— BEGIN MATERIAL SUPPLIED —

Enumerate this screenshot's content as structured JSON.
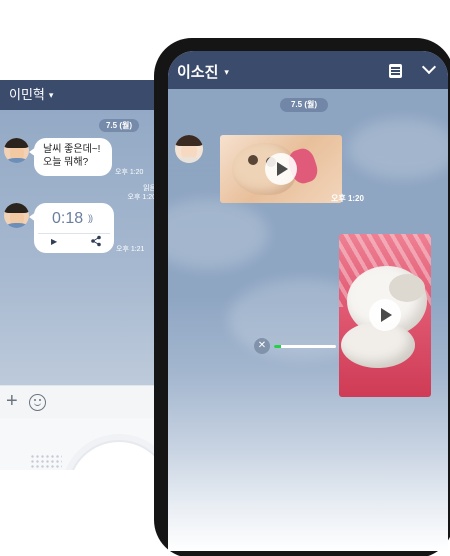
{
  "back_phone": {
    "contact_name": "이민혁",
    "caret": "▾",
    "date_badge": "7.5 (월)",
    "text_message": {
      "line1": "날씨 좋은데~!",
      "line2": "오늘 뭐해?",
      "time": "오후 1:20"
    },
    "my_message_meta": {
      "status": "읽음",
      "time": "오후 1:20"
    },
    "voice_message": {
      "duration": "0:18",
      "wave": "))",
      "play": "▶",
      "time": "오후 1:21"
    },
    "input_bar": {
      "plus": "+"
    }
  },
  "front_phone": {
    "contact_name": "이소진",
    "caret": "▾",
    "date_badge": "7.5 (월)",
    "photo_message": {
      "time": "오후 1:20"
    },
    "upload": {
      "cancel": "✕",
      "progress": 0.12
    }
  },
  "colors": {
    "header": "#3b4b6b",
    "progress": "#27d146"
  }
}
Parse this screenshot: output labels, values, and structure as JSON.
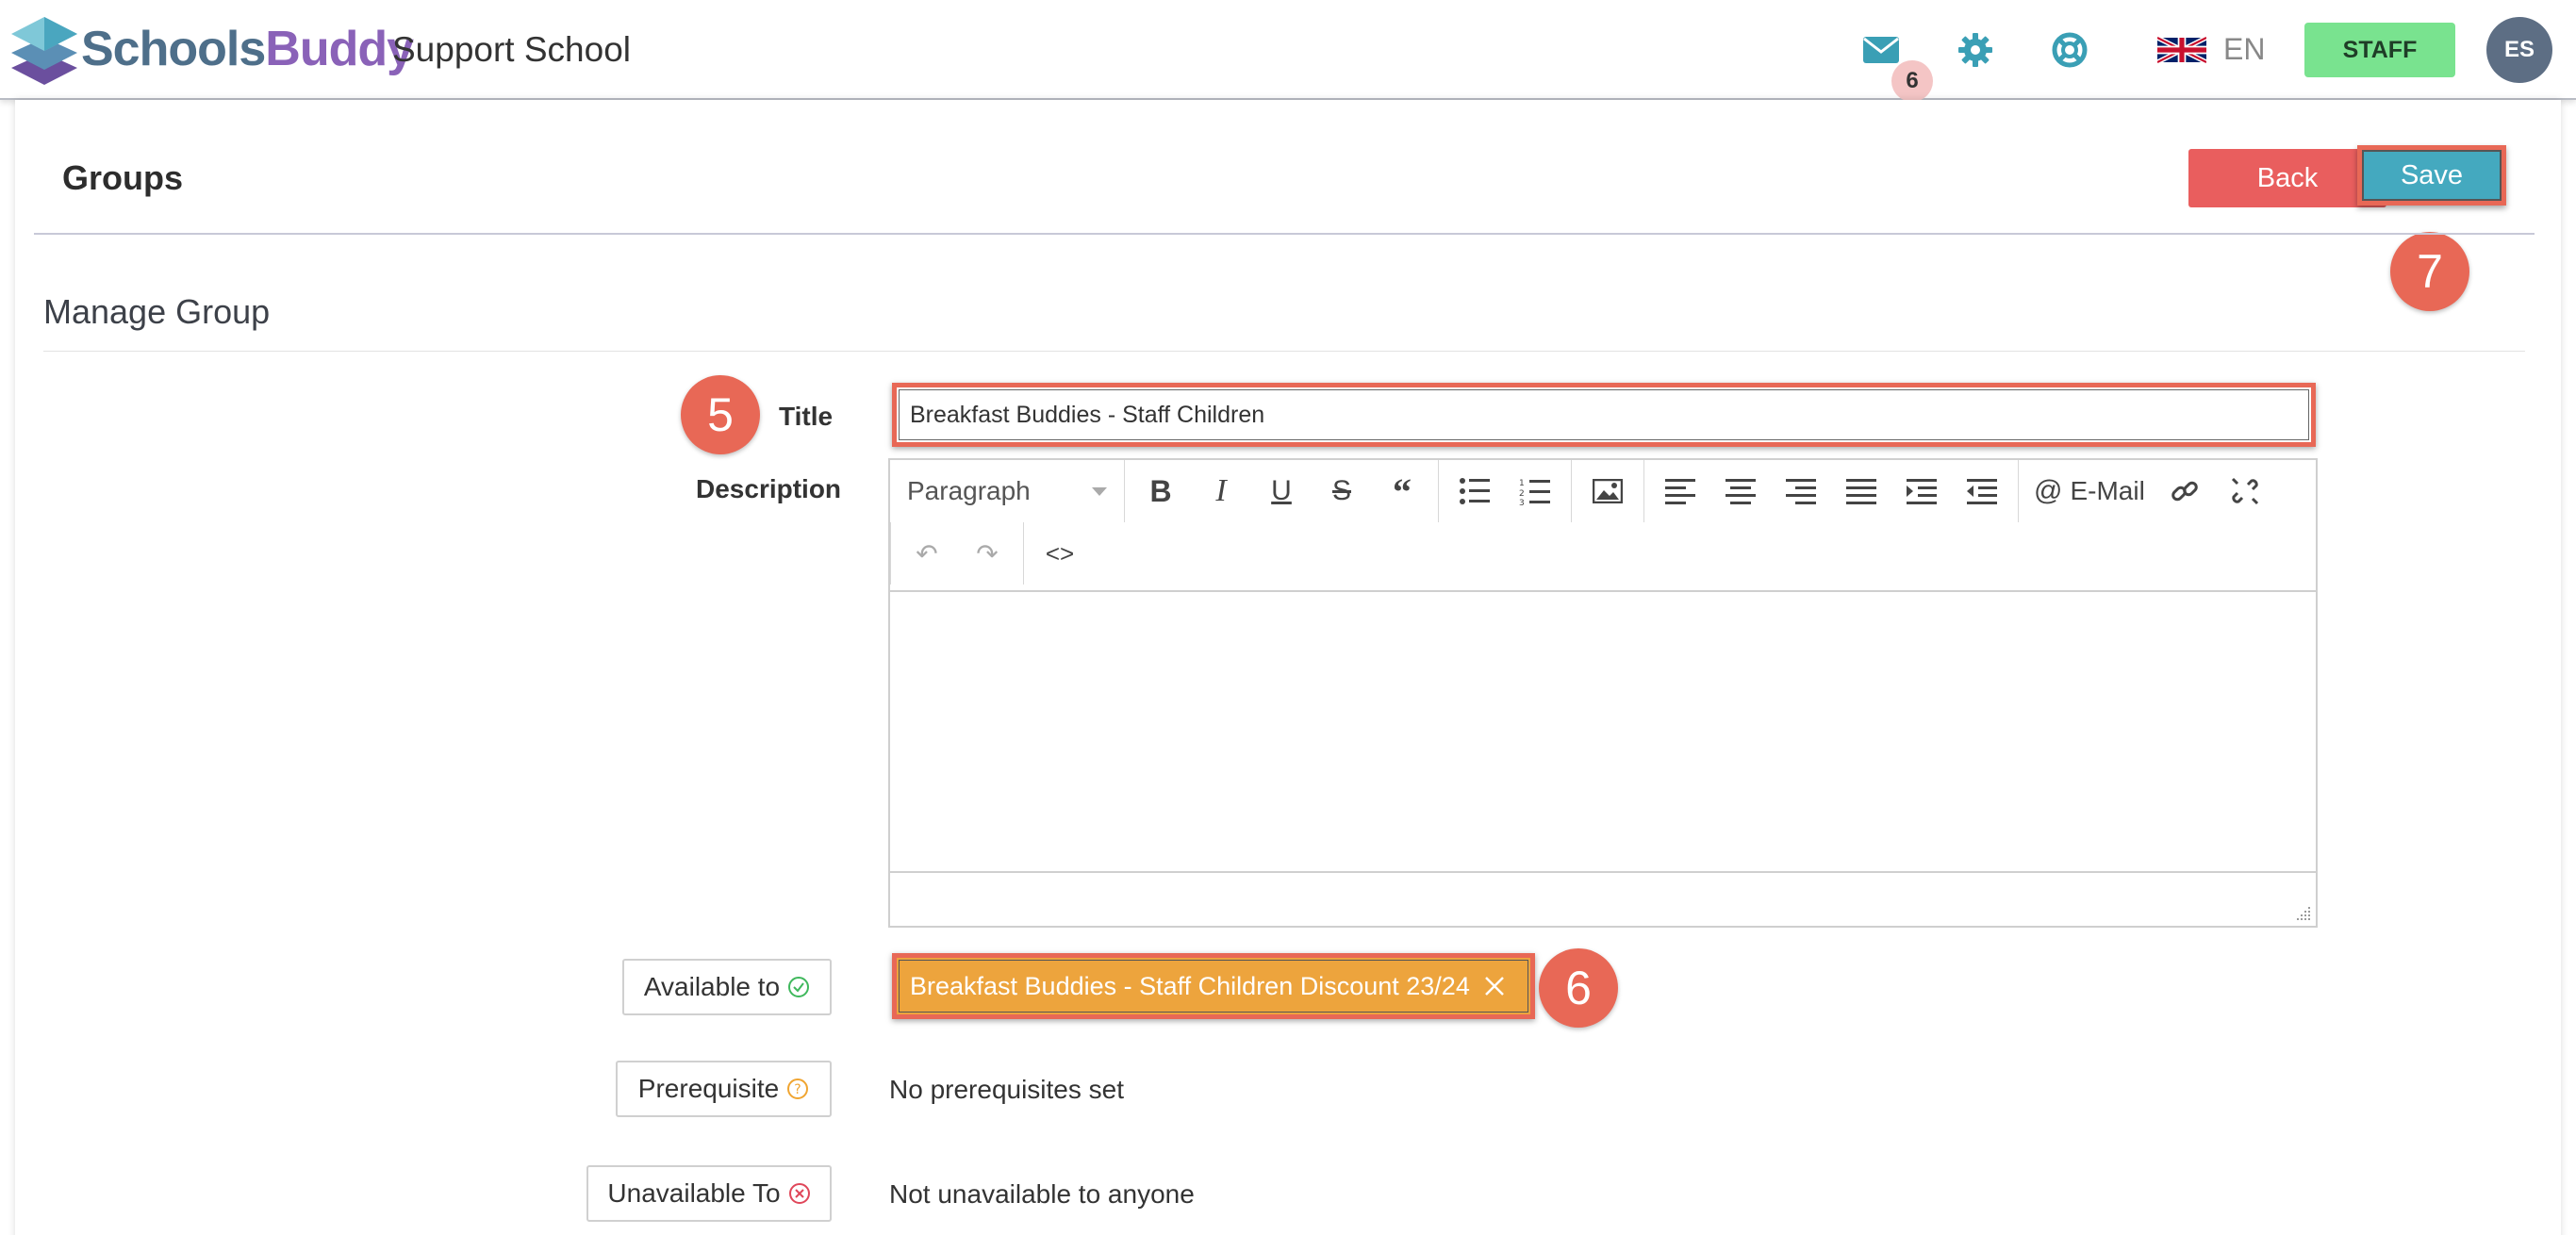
{
  "header": {
    "brand_part1": "Schools",
    "brand_part2": "Buddy",
    "school_name": "Support School",
    "mail_badge": "6",
    "language": "EN",
    "staff_label": "STAFF",
    "avatar_initials": "ES",
    "icons": [
      "logo-icon",
      "mail-icon",
      "gear-icon",
      "help-icon",
      "uk-flag-icon"
    ]
  },
  "page": {
    "title": "Groups",
    "back_label": "Back",
    "save_label": "Save",
    "section_title": "Manage Group"
  },
  "callouts": {
    "title_step": "5",
    "available_step": "6",
    "save_step": "7"
  },
  "form": {
    "title_label": "Title",
    "title_value": "Breakfast Buddies - Staff Children",
    "description_label": "Description",
    "available_label": "Available to",
    "available_tag": "Breakfast Buddies - Staff Children Discount 23/24",
    "prerequisite_label": "Prerequisite",
    "prerequisite_value": "No prerequisites set",
    "unavailable_label": "Unavailable To",
    "unavailable_value": "Not unavailable to anyone"
  },
  "editor": {
    "format_select": "Paragraph",
    "email_label": "E-Mail",
    "toolbar_icons": [
      "bold-icon",
      "italic-icon",
      "underline-icon",
      "strikethrough-icon",
      "blockquote-icon",
      "bullet-list-icon",
      "numbered-list-icon",
      "image-icon",
      "align-left-icon",
      "align-center-icon",
      "align-right-icon",
      "align-justify-icon",
      "indent-icon",
      "outdent-icon",
      "at-icon",
      "link-icon",
      "unlink-icon",
      "undo-icon",
      "redo-icon",
      "code-icon"
    ]
  },
  "colors": {
    "back_button": "#e95e5e",
    "save_button": "#44a9bf",
    "staff_button": "#79e38f",
    "callout": "#e86856",
    "tag": "#eda43d",
    "accent_icons": "#3a9fb5"
  }
}
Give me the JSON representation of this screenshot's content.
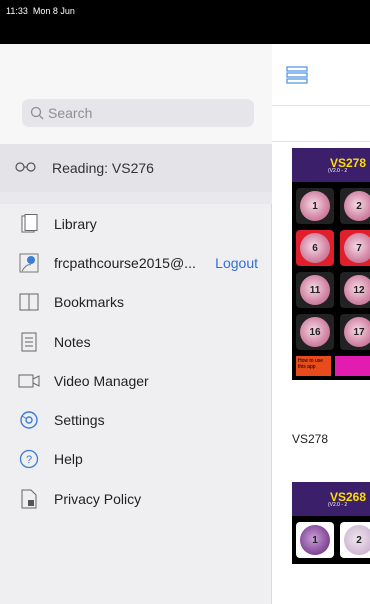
{
  "status_bar": {
    "time": "11:33",
    "date": "Mon 8 Jun"
  },
  "sidebar": {
    "search": {
      "placeholder": "Search"
    },
    "reading": {
      "label": "Reading: VS276",
      "icon": "glasses-icon"
    },
    "menu": [
      {
        "id": "library",
        "label": "Library",
        "icon": "library-icon"
      },
      {
        "id": "account",
        "label": "frcpathcourse2015@...",
        "icon": "user-icon",
        "action": "Logout"
      },
      {
        "id": "bookmarks",
        "label": "Bookmarks",
        "icon": "bookmark-icon"
      },
      {
        "id": "notes",
        "label": "Notes",
        "icon": "notes-icon"
      },
      {
        "id": "video",
        "label": "Video Manager",
        "icon": "video-icon"
      },
      {
        "id": "settings",
        "label": "Settings",
        "icon": "gear-icon"
      },
      {
        "id": "help",
        "label": "Help",
        "icon": "help-icon"
      },
      {
        "id": "privacy",
        "label": "Privacy Policy",
        "icon": "privacy-doc-icon"
      }
    ]
  },
  "main": {
    "cards": [
      {
        "title": "VS278",
        "sub": "(V2.0 - 2",
        "caption": "VS278",
        "cells": [
          "1",
          "2",
          "",
          "6",
          "7",
          "",
          "11",
          "12",
          "",
          "16",
          "17",
          ""
        ],
        "footer_left": "How to use this app",
        "footer_right": ""
      },
      {
        "title": "VS268",
        "sub": "(V2.0 - 2",
        "caption": "",
        "cells": [
          "1",
          "2",
          ""
        ],
        "footer_left": "",
        "footer_right": ""
      }
    ]
  },
  "colors": {
    "accent": "#2f6fd6",
    "card_header": "#3b1f6b",
    "card_title": "#ffdd00"
  }
}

— END MATERIAL SUPPLIED —

▸ **YOUR GOAL**: Every entry must be reproduced exactly, with the images left out.

▸ **RESULT OF THIS TASK**:
Enumerate this screenshot's content as structured JSON.
{
  "back_phone": {
    "contact_name": "이민혁",
    "caret": "▾",
    "date_badge": "7.5 (월)",
    "text_message": {
      "line1": "날씨 좋은데~!",
      "line2": "오늘 뭐해?",
      "time": "오후 1:20"
    },
    "my_message_meta": {
      "status": "읽음",
      "time": "오후 1:20"
    },
    "voice_message": {
      "duration": "0:18",
      "wave": "))",
      "play": "▶",
      "time": "오후 1:21"
    },
    "input_bar": {
      "plus": "+"
    }
  },
  "front_phone": {
    "contact_name": "이소진",
    "caret": "▾",
    "date_badge": "7.5 (월)",
    "photo_message": {
      "time": "오후 1:20"
    },
    "upload": {
      "cancel": "✕",
      "progress": 0.12
    }
  },
  "colors": {
    "header": "#3b4b6b",
    "progress": "#27d146"
  }
}
Parse this screenshot: output labels, values, and structure as JSON.
{
  "header": {
    "brand_part1": "Schools",
    "brand_part2": "Buddy",
    "school_name": "Support School",
    "mail_badge": "6",
    "language": "EN",
    "staff_label": "STAFF",
    "avatar_initials": "ES",
    "icons": [
      "logo-icon",
      "mail-icon",
      "gear-icon",
      "help-icon",
      "uk-flag-icon"
    ]
  },
  "page": {
    "title": "Groups",
    "back_label": "Back",
    "save_label": "Save",
    "section_title": "Manage Group"
  },
  "callouts": {
    "title_step": "5",
    "available_step": "6",
    "save_step": "7"
  },
  "form": {
    "title_label": "Title",
    "title_value": "Breakfast Buddies - Staff Children",
    "description_label": "Description",
    "available_label": "Available to",
    "available_tag": "Breakfast Buddies - Staff Children Discount 23/24",
    "prerequisite_label": "Prerequisite",
    "prerequisite_value": "No prerequisites set",
    "unavailable_label": "Unavailable To",
    "unavailable_value": "Not unavailable to anyone"
  },
  "editor": {
    "format_select": "Paragraph",
    "email_label": "E-Mail",
    "toolbar_icons": [
      "bold-icon",
      "italic-icon",
      "underline-icon",
      "strikethrough-icon",
      "blockquote-icon",
      "bullet-list-icon",
      "numbered-list-icon",
      "image-icon",
      "align-left-icon",
      "align-center-icon",
      "align-right-icon",
      "align-justify-icon",
      "indent-icon",
      "outdent-icon",
      "at-icon",
      "link-icon",
      "unlink-icon",
      "undo-icon",
      "redo-icon",
      "code-icon"
    ]
  },
  "colors": {
    "back_button": "#e95e5e",
    "save_button": "#44a9bf",
    "staff_button": "#79e38f",
    "callout": "#e86856",
    "tag": "#eda43d",
    "accent_icons": "#3a9fb5"
  }
}
Give me the JSON representation of this screenshot's content.
{
  "status_bar": {
    "time": "11:33",
    "date": "Mon 8 Jun"
  },
  "sidebar": {
    "search": {
      "placeholder": "Search"
    },
    "reading": {
      "label": "Reading: VS276",
      "icon": "glasses-icon"
    },
    "menu": [
      {
        "id": "library",
        "label": "Library",
        "icon": "library-icon"
      },
      {
        "id": "account",
        "label": "frcpathcourse2015@...",
        "icon": "user-icon",
        "action": "Logout"
      },
      {
        "id": "bookmarks",
        "label": "Bookmarks",
        "icon": "bookmark-icon"
      },
      {
        "id": "notes",
        "label": "Notes",
        "icon": "notes-icon"
      },
      {
        "id": "video",
        "label": "Video Manager",
        "icon": "video-icon"
      },
      {
        "id": "settings",
        "label": "Settings",
        "icon": "gear-icon"
      },
      {
        "id": "help",
        "label": "Help",
        "icon": "help-icon"
      },
      {
        "id": "privacy",
        "label": "Privacy Policy",
        "icon": "privacy-doc-icon"
      }
    ]
  },
  "main": {
    "cards": [
      {
        "title": "VS278",
        "sub": "(V2.0 - 2",
        "caption": "VS278",
        "cells": [
          "1",
          "2",
          "",
          "6",
          "7",
          "",
          "11",
          "12",
          "",
          "16",
          "17",
          ""
        ],
        "footer_left": "How to use this app",
        "footer_right": ""
      },
      {
        "title": "VS268",
        "sub": "(V2.0 - 2",
        "caption": "",
        "cells": [
          "1",
          "2",
          ""
        ],
        "footer_left": "",
        "footer_right": ""
      }
    ]
  },
  "colors": {
    "accent": "#2f6fd6",
    "card_header": "#3b1f6b",
    "card_title": "#ffdd00"
  }
}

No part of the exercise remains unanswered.